(Chart and figure data)

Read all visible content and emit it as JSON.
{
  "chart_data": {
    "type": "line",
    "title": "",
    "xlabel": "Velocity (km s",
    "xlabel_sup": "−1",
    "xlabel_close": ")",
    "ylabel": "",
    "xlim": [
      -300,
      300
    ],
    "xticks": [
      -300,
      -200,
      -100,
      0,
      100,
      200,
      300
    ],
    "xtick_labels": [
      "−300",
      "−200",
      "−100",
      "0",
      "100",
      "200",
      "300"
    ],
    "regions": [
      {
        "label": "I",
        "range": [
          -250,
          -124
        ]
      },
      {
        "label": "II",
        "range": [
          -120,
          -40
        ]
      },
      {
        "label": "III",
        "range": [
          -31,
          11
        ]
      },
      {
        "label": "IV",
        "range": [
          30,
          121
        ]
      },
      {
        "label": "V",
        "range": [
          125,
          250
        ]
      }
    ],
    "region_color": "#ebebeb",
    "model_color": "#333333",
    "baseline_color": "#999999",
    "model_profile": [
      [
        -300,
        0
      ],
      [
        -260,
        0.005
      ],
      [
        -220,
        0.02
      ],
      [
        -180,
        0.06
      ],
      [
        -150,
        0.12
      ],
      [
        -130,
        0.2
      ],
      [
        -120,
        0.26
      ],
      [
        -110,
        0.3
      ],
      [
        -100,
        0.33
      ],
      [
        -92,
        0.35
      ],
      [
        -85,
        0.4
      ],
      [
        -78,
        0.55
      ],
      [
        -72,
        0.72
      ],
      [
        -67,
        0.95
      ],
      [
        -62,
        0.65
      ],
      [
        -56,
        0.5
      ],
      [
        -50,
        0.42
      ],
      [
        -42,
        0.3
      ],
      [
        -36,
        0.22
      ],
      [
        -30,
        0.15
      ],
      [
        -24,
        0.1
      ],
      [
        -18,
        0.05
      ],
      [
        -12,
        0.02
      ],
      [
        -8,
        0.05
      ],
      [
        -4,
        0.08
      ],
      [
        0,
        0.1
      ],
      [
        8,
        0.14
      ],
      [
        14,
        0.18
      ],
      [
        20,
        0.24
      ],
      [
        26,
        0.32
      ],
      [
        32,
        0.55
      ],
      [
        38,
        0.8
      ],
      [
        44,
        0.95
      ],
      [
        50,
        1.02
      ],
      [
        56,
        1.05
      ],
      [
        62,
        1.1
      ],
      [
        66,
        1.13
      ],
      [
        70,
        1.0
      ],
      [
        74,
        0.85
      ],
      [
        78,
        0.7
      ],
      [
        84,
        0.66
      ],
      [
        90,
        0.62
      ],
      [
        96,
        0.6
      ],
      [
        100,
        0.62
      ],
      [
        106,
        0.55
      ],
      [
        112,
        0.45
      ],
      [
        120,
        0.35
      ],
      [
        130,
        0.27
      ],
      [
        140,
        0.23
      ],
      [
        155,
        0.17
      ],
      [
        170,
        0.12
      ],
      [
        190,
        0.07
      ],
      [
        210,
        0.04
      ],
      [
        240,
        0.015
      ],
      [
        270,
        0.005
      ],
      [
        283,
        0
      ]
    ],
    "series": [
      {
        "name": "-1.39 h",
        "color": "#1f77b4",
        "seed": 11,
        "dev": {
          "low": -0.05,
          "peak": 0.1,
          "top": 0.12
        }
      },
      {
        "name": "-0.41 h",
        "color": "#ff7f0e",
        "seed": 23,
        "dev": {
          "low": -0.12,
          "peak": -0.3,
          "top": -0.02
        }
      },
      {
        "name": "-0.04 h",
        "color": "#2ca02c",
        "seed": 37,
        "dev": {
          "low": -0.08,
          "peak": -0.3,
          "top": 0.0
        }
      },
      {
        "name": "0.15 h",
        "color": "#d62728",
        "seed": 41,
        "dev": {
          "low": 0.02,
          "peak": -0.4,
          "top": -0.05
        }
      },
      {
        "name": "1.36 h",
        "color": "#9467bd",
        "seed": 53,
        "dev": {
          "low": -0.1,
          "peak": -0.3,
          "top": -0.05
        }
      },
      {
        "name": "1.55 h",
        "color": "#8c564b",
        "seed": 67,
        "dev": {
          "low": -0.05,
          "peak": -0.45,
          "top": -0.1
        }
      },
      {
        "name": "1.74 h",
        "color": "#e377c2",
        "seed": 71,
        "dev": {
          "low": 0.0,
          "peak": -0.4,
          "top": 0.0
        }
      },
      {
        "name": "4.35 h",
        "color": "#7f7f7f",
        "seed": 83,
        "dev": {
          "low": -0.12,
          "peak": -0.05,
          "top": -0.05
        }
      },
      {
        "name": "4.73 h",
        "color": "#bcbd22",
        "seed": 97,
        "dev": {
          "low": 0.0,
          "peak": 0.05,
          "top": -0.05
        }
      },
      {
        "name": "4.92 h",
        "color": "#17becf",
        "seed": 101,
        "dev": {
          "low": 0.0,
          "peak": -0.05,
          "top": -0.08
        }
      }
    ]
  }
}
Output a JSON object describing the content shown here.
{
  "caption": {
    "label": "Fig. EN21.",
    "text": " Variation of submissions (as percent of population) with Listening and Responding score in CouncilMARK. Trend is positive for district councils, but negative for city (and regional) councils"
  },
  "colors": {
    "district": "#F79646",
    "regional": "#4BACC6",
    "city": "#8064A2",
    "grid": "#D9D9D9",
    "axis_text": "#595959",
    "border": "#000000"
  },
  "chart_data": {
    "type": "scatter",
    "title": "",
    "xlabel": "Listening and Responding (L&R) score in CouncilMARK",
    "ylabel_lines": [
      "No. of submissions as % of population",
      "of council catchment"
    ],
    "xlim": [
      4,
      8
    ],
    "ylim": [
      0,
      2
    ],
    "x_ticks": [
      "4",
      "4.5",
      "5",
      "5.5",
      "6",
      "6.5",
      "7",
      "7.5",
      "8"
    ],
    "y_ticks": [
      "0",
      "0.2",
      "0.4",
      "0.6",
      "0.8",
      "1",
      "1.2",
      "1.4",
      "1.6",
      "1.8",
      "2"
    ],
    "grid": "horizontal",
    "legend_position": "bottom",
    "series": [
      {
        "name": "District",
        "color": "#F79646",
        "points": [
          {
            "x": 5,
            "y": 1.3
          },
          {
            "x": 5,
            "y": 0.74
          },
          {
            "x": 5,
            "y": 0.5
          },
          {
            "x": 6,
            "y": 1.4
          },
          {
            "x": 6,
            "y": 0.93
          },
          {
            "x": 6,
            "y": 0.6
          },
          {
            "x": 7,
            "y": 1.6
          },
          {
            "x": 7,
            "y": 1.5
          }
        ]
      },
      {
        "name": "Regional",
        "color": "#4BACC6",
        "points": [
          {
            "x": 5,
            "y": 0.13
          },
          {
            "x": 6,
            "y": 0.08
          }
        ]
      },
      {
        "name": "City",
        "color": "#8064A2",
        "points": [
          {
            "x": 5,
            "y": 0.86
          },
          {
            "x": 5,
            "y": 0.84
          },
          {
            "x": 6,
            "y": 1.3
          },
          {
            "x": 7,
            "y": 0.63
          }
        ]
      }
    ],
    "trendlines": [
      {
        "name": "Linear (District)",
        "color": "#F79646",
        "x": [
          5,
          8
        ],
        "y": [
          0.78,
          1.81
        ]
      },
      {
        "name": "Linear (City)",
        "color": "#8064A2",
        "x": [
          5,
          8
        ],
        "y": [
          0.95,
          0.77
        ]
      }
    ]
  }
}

▶ **Given exercise**:
Take the material above and return all of it exactly.

▶ **Task output**:
Read all visible content and emit it as JSON.
{
  "chart_data": {
    "type": "line",
    "title": "",
    "xlabel": "Velocity (km s",
    "xlabel_sup": "−1",
    "xlabel_close": ")",
    "ylabel": "",
    "xlim": [
      -300,
      300
    ],
    "xticks": [
      -300,
      -200,
      -100,
      0,
      100,
      200,
      300
    ],
    "xtick_labels": [
      "−300",
      "−200",
      "−100",
      "0",
      "100",
      "200",
      "300"
    ],
    "regions": [
      {
        "label": "I",
        "range": [
          -250,
          -124
        ]
      },
      {
        "label": "II",
        "range": [
          -120,
          -40
        ]
      },
      {
        "label": "III",
        "range": [
          -31,
          11
        ]
      },
      {
        "label": "IV",
        "range": [
          30,
          121
        ]
      },
      {
        "label": "V",
        "range": [
          125,
          250
        ]
      }
    ],
    "region_color": "#ebebeb",
    "model_color": "#333333",
    "baseline_color": "#999999",
    "model_profile": [
      [
        -300,
        0
      ],
      [
        -260,
        0.005
      ],
      [
        -220,
        0.02
      ],
      [
        -180,
        0.06
      ],
      [
        -150,
        0.12
      ],
      [
        -130,
        0.2
      ],
      [
        -120,
        0.26
      ],
      [
        -110,
        0.3
      ],
      [
        -100,
        0.33
      ],
      [
        -92,
        0.35
      ],
      [
        -85,
        0.4
      ],
      [
        -78,
        0.55
      ],
      [
        -72,
        0.72
      ],
      [
        -67,
        0.95
      ],
      [
        -62,
        0.65
      ],
      [
        -56,
        0.5
      ],
      [
        -50,
        0.42
      ],
      [
        -42,
        0.3
      ],
      [
        -36,
        0.22
      ],
      [
        -30,
        0.15
      ],
      [
        -24,
        0.1
      ],
      [
        -18,
        0.05
      ],
      [
        -12,
        0.02
      ],
      [
        -8,
        0.05
      ],
      [
        -4,
        0.08
      ],
      [
        0,
        0.1
      ],
      [
        8,
        0.14
      ],
      [
        14,
        0.18
      ],
      [
        20,
        0.24
      ],
      [
        26,
        0.32
      ],
      [
        32,
        0.55
      ],
      [
        38,
        0.8
      ],
      [
        44,
        0.95
      ],
      [
        50,
        1.02
      ],
      [
        56,
        1.05
      ],
      [
        62,
        1.1
      ],
      [
        66,
        1.13
      ],
      [
        70,
        1.0
      ],
      [
        74,
        0.85
      ],
      [
        78,
        0.7
      ],
      [
        84,
        0.66
      ],
      [
        90,
        0.62
      ],
      [
        96,
        0.6
      ],
      [
        100,
        0.62
      ],
      [
        106,
        0.55
      ],
      [
        112,
        0.45
      ],
      [
        120,
        0.35
      ],
      [
        130,
        0.27
      ],
      [
        140,
        0.23
      ],
      [
        155,
        0.17
      ],
      [
        170,
        0.12
      ],
      [
        190,
        0.07
      ],
      [
        210,
        0.04
      ],
      [
        240,
        0.015
      ],
      [
        270,
        0.005
      ],
      [
        283,
        0
      ]
    ],
    "series": [
      {
        "name": "-1.39 h",
        "color": "#1f77b4",
        "seed": 11,
        "dev": {
          "low": -0.05,
          "peak": 0.1,
          "top": 0.12
        }
      },
      {
        "name": "-0.41 h",
        "color": "#ff7f0e",
        "seed": 23,
        "dev": {
          "low": -0.12,
          "peak": -0.3,
          "top": -0.02
        }
      },
      {
        "name": "-0.04 h",
        "color": "#2ca02c",
        "seed": 37,
        "dev": {
          "low": -0.08,
          "peak": -0.3,
          "top": 0.0
        }
      },
      {
        "name": "0.15 h",
        "color": "#d62728",
        "seed": 41,
        "dev": {
          "low": 0.02,
          "peak": -0.4,
          "top": -0.05
        }
      },
      {
        "name": "1.36 h",
        "color": "#9467bd",
        "seed": 53,
        "dev": {
          "low": -0.1,
          "peak": -0.3,
          "top": -0.05
        }
      },
      {
        "name": "1.55 h",
        "color": "#8c564b",
        "seed": 67,
        "dev": {
          "low": -0.05,
          "peak": -0.45,
          "top": -0.1
        }
      },
      {
        "name": "1.74 h",
        "color": "#e377c2",
        "seed": 71,
        "dev": {
          "low": 0.0,
          "peak": -0.4,
          "top": 0.0
        }
      },
      {
        "name": "4.35 h",
        "color": "#7f7f7f",
        "seed": 83,
        "dev": {
          "low": -0.12,
          "peak": -0.05,
          "top": -0.05
        }
      },
      {
        "name": "4.73 h",
        "color": "#bcbd22",
        "seed": 97,
        "dev": {
          "low": 0.0,
          "peak": 0.05,
          "top": -0.05
        }
      },
      {
        "name": "4.92 h",
        "color": "#17becf",
        "seed": 101,
        "dev": {
          "low": 0.0,
          "peak": -0.05,
          "top": -0.08
        }
      }
    ]
  }
}
Output a JSON object describing the content shown here.
{
  "caption": {
    "label": "Fig. EN21.",
    "text": " Variation of submissions (as percent of population) with Listening and Responding score in CouncilMARK. Trend is positive for district councils, but negative for city (and regional) councils"
  },
  "colors": {
    "district": "#F79646",
    "regional": "#4BACC6",
    "city": "#8064A2",
    "grid": "#D9D9D9",
    "axis_text": "#595959",
    "border": "#000000"
  },
  "chart_data": {
    "type": "scatter",
    "title": "",
    "xlabel": "Listening and Responding (L&R) score in CouncilMARK",
    "ylabel_lines": [
      "No. of submissions as % of population",
      "of council catchment"
    ],
    "xlim": [
      4,
      8
    ],
    "ylim": [
      0,
      2
    ],
    "x_ticks": [
      "4",
      "4.5",
      "5",
      "5.5",
      "6",
      "6.5",
      "7",
      "7.5",
      "8"
    ],
    "y_ticks": [
      "0",
      "0.2",
      "0.4",
      "0.6",
      "0.8",
      "1",
      "1.2",
      "1.4",
      "1.6",
      "1.8",
      "2"
    ],
    "grid": "horizontal",
    "legend_position": "bottom",
    "series": [
      {
        "name": "District",
        "color": "#F79646",
        "points": [
          {
            "x": 5,
            "y": 1.3
          },
          {
            "x": 5,
            "y": 0.74
          },
          {
            "x": 5,
            "y": 0.5
          },
          {
            "x": 6,
            "y": 1.4
          },
          {
            "x": 6,
            "y": 0.93
          },
          {
            "x": 6,
            "y": 0.6
          },
          {
            "x": 7,
            "y": 1.6
          },
          {
            "x": 7,
            "y": 1.5
          }
        ]
      },
      {
        "name": "Regional",
        "color": "#4BACC6",
        "points": [
          {
            "x": 5,
            "y": 0.13
          },
          {
            "x": 6,
            "y": 0.08
          }
        ]
      },
      {
        "name": "City",
        "color": "#8064A2",
        "points": [
          {
            "x": 5,
            "y": 0.86
          },
          {
            "x": 5,
            "y": 0.84
          },
          {
            "x": 6,
            "y": 1.3
          },
          {
            "x": 7,
            "y": 0.63
          }
        ]
      }
    ],
    "trendlines": [
      {
        "name": "Linear (District)",
        "color": "#F79646",
        "x": [
          5,
          8
        ],
        "y": [
          0.78,
          1.81
        ]
      },
      {
        "name": "Linear (City)",
        "color": "#8064A2",
        "x": [
          5,
          8
        ],
        "y": [
          0.95,
          0.77
        ]
      }
    ]
  }
}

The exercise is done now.